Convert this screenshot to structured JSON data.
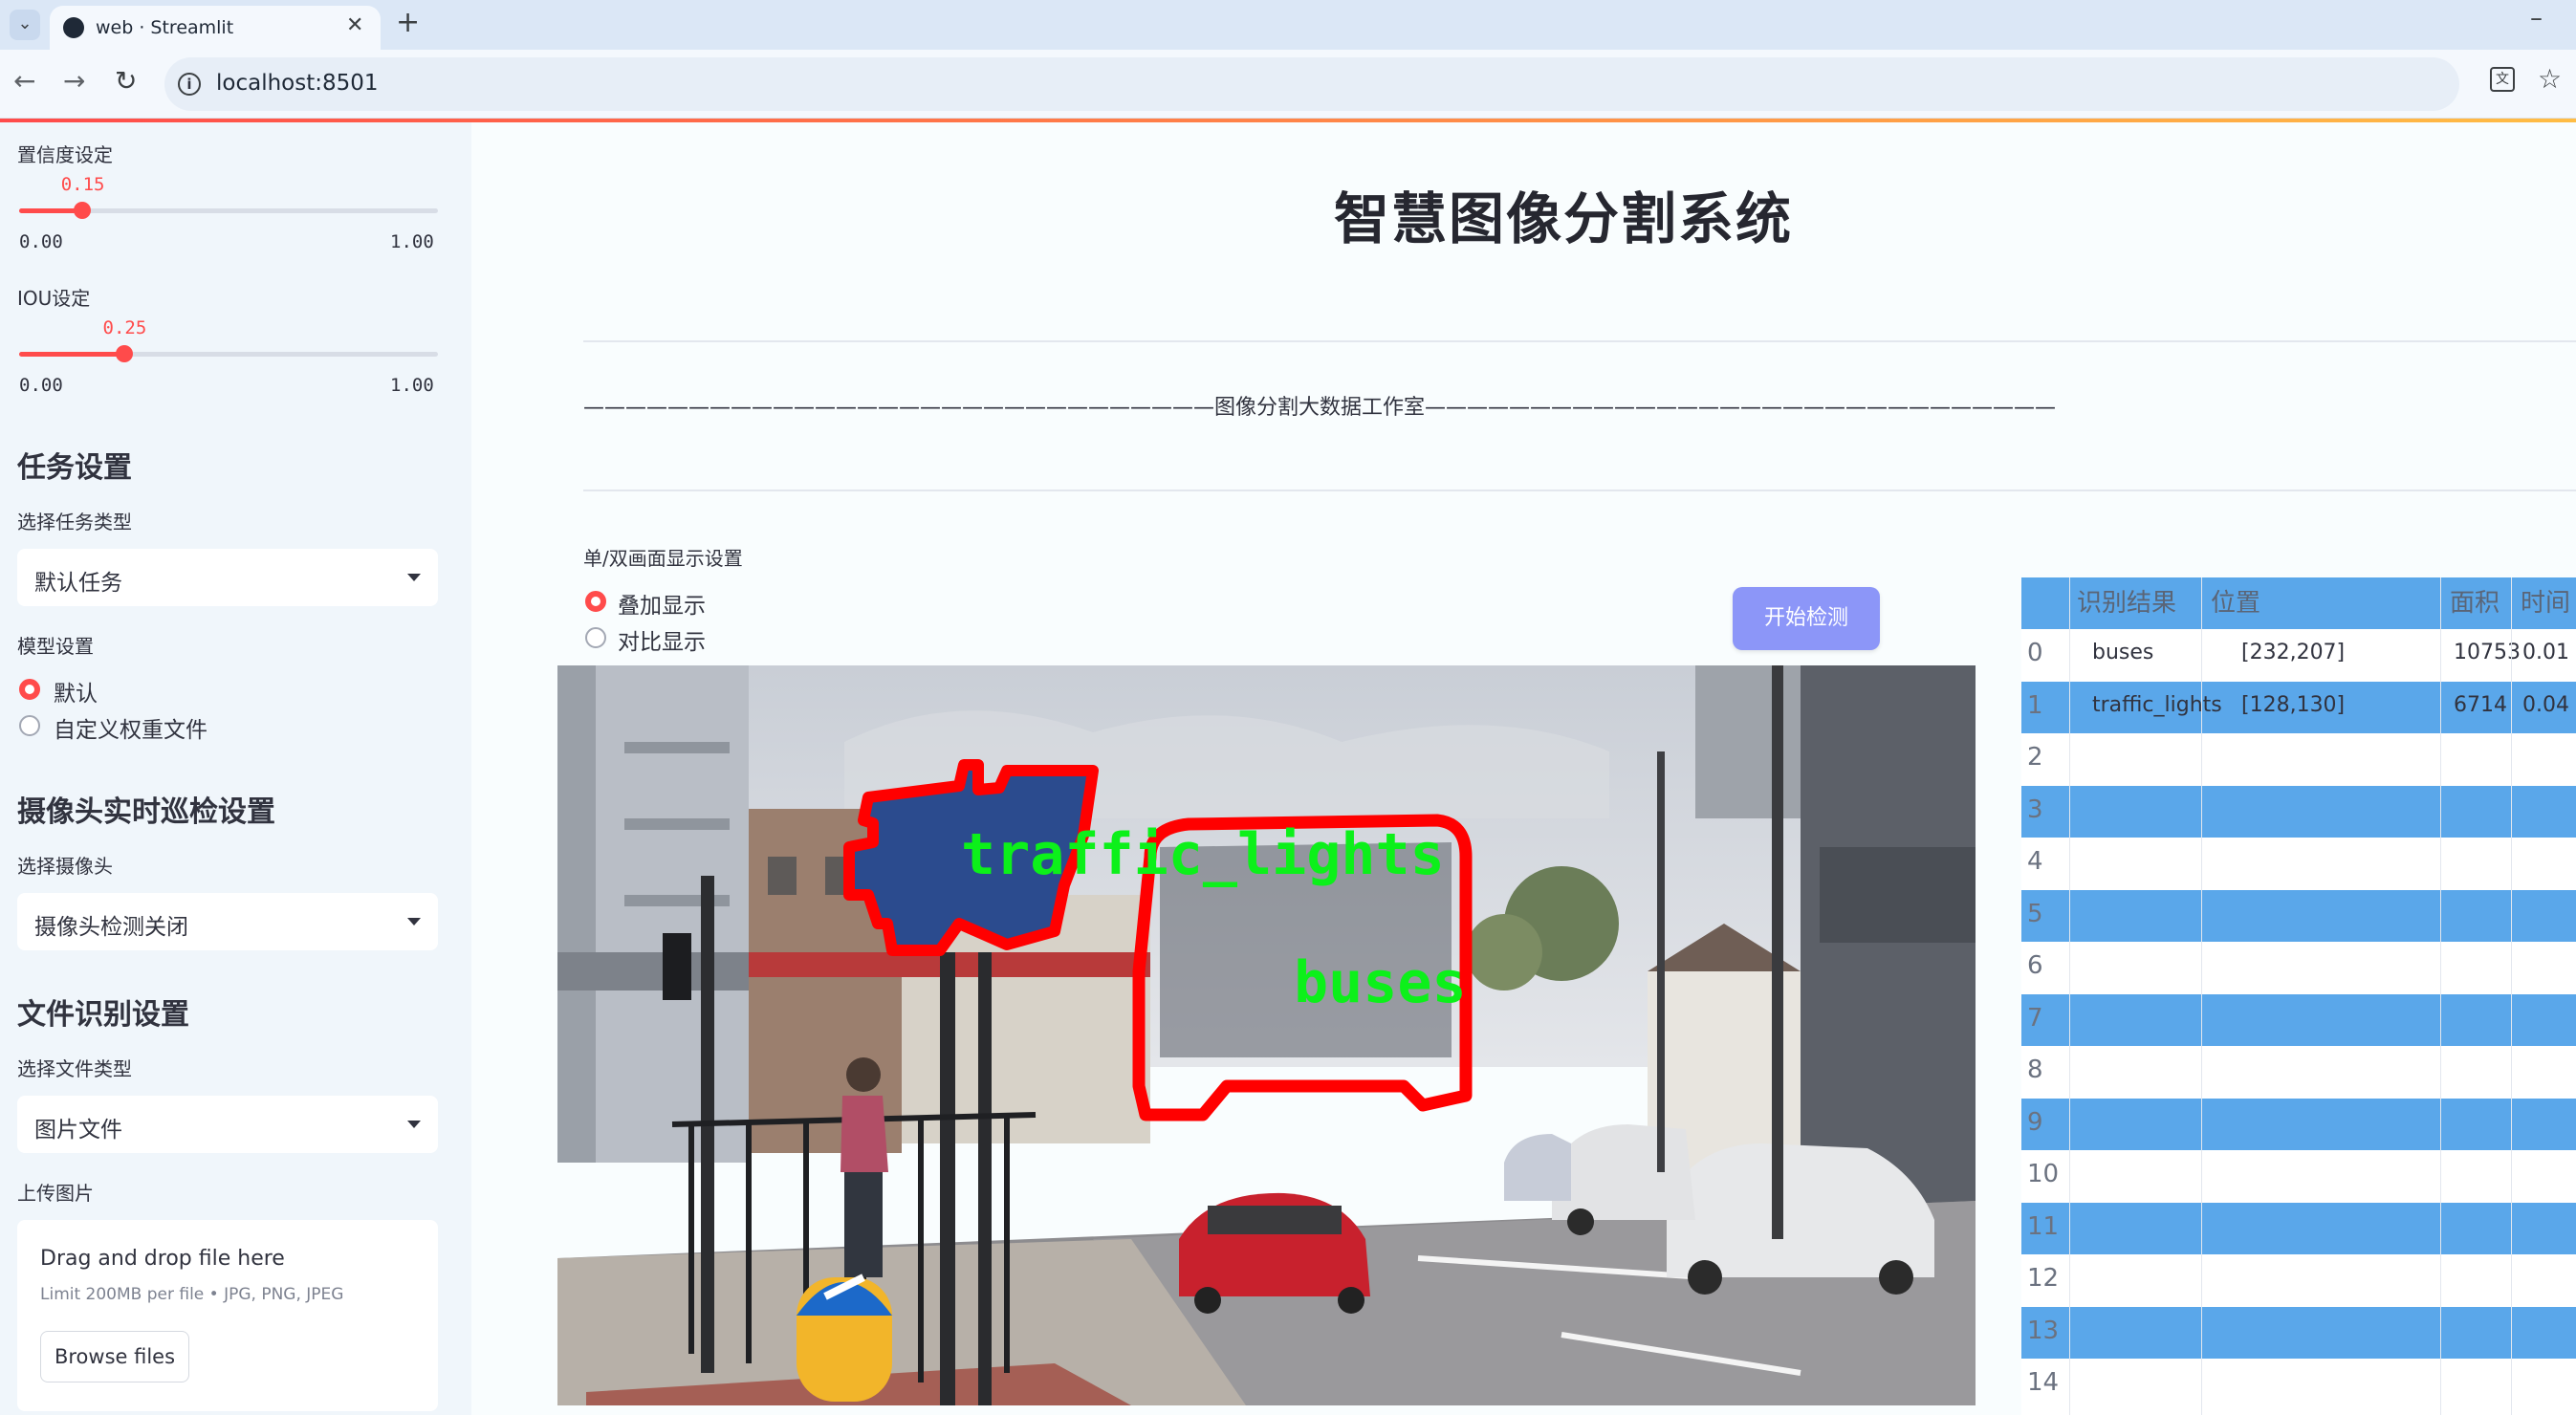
{
  "browser": {
    "tab_title": "web · Streamlit",
    "url": "localhost:8501"
  },
  "sidebar": {
    "confidence": {
      "label": "置信度设定",
      "value": "0.15",
      "value_fraction": 0.15,
      "min": "0.00",
      "max": "1.00"
    },
    "iou": {
      "label": "IOU设定",
      "value": "0.25",
      "value_fraction": 0.25,
      "min": "0.00",
      "max": "1.00"
    },
    "task_section": {
      "heading": "任务设置",
      "task_type_label": "选择任务类型",
      "task_type_value": "默认任务",
      "model_label": "模型设置",
      "model_options": [
        {
          "label": "默认",
          "selected": true
        },
        {
          "label": "自定义权重文件",
          "selected": false
        }
      ]
    },
    "camera_section": {
      "heading": "摄像头实时巡检设置",
      "camera_label": "选择摄像头",
      "camera_value": "摄像头检测关闭"
    },
    "file_section": {
      "heading": "文件识别设置",
      "file_type_label": "选择文件类型",
      "file_type_value": "图片文件",
      "upload_label": "上传图片",
      "drop_text": "Drag and drop file here",
      "limit_text": "Limit 200MB per file • JPG, PNG, JPEG",
      "browse_label": "Browse files"
    }
  },
  "main": {
    "title": "智慧图像分割系统",
    "subtitle": "——————————————————————————————图像分割大数据工作室——————————————————————————————",
    "display_mode_label": "单/双画面显示设置",
    "display_options": [
      {
        "label": "叠加显示",
        "selected": true
      },
      {
        "label": "对比显示",
        "selected": false
      }
    ],
    "start_button": "开始检测",
    "detections": [
      {
        "label": "traffic_lights",
        "color": "#0cf01a"
      },
      {
        "label": "buses",
        "color": "#0cf01a"
      }
    ]
  },
  "table": {
    "columns": [
      "识别结果",
      "位置",
      "面积",
      "时间"
    ],
    "rows": [
      {
        "index": "0",
        "result": "buses",
        "position": "[232,207]",
        "area": "10753",
        "time": "0.01"
      },
      {
        "index": "1",
        "result": "traffic_lights",
        "position": "[128,130]",
        "area": "6714",
        "time": "0.04"
      },
      {
        "index": "2"
      },
      {
        "index": "3"
      },
      {
        "index": "4"
      },
      {
        "index": "5"
      },
      {
        "index": "6"
      },
      {
        "index": "7"
      },
      {
        "index": "8"
      },
      {
        "index": "9"
      },
      {
        "index": "10"
      },
      {
        "index": "11"
      },
      {
        "index": "12"
      },
      {
        "index": "13"
      },
      {
        "index": "14"
      }
    ]
  },
  "colors": {
    "accent": "#ff4b4b",
    "button": "#8c96f8",
    "table_stripe": "#5aa7ea",
    "mask_outline": "#ff0000",
    "mask_fill": "#2c4a8c"
  }
}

◇ ◇ ◇ ◇ ◇ ◇ ◇

▶ Stated task: Return the records exactly. Don't carry the pictures over.

▶ Solution for this exercise:
Convert this screenshot to structured JSON data.
{
  "browser": {
    "tab_title": "web · Streamlit",
    "url": "localhost:8501"
  },
  "sidebar": {
    "confidence": {
      "label": "置信度设定",
      "value": "0.15",
      "value_fraction": 0.15,
      "min": "0.00",
      "max": "1.00"
    },
    "iou": {
      "label": "IOU设定",
      "value": "0.25",
      "value_fraction": 0.25,
      "min": "0.00",
      "max": "1.00"
    },
    "task_section": {
      "heading": "任务设置",
      "task_type_label": "选择任务类型",
      "task_type_value": "默认任务",
      "model_label": "模型设置",
      "model_options": [
        {
          "label": "默认",
          "selected": true
        },
        {
          "label": "自定义权重文件",
          "selected": false
        }
      ]
    },
    "camera_section": {
      "heading": "摄像头实时巡检设置",
      "camera_label": "选择摄像头",
      "camera_value": "摄像头检测关闭"
    },
    "file_section": {
      "heading": "文件识别设置",
      "file_type_label": "选择文件类型",
      "file_type_value": "图片文件",
      "upload_label": "上传图片",
      "drop_text": "Drag and drop file here",
      "limit_text": "Limit 200MB per file • JPG, PNG, JPEG",
      "browse_label": "Browse files"
    }
  },
  "main": {
    "title": "智慧图像分割系统",
    "subtitle": "——————————————————————————————图像分割大数据工作室——————————————————————————————",
    "display_mode_label": "单/双画面显示设置",
    "display_options": [
      {
        "label": "叠加显示",
        "selected": true
      },
      {
        "label": "对比显示",
        "selected": false
      }
    ],
    "start_button": "开始检测",
    "detections": [
      {
        "label": "traffic_lights",
        "color": "#0cf01a"
      },
      {
        "label": "buses",
        "color": "#0cf01a"
      }
    ]
  },
  "table": {
    "columns": [
      "识别结果",
      "位置",
      "面积",
      "时间"
    ],
    "rows": [
      {
        "index": "0",
        "result": "buses",
        "position": "[232,207]",
        "area": "10753",
        "time": "0.01"
      },
      {
        "index": "1",
        "result": "traffic_lights",
        "position": "[128,130]",
        "area": "6714",
        "time": "0.04"
      },
      {
        "index": "2"
      },
      {
        "index": "3"
      },
      {
        "index": "4"
      },
      {
        "index": "5"
      },
      {
        "index": "6"
      },
      {
        "index": "7"
      },
      {
        "index": "8"
      },
      {
        "index": "9"
      },
      {
        "index": "10"
      },
      {
        "index": "11"
      },
      {
        "index": "12"
      },
      {
        "index": "13"
      },
      {
        "index": "14"
      }
    ]
  },
  "colors": {
    "accent": "#ff4b4b",
    "button": "#8c96f8",
    "table_stripe": "#5aa7ea",
    "mask_outline": "#ff0000",
    "mask_fill": "#2c4a8c"
  }
}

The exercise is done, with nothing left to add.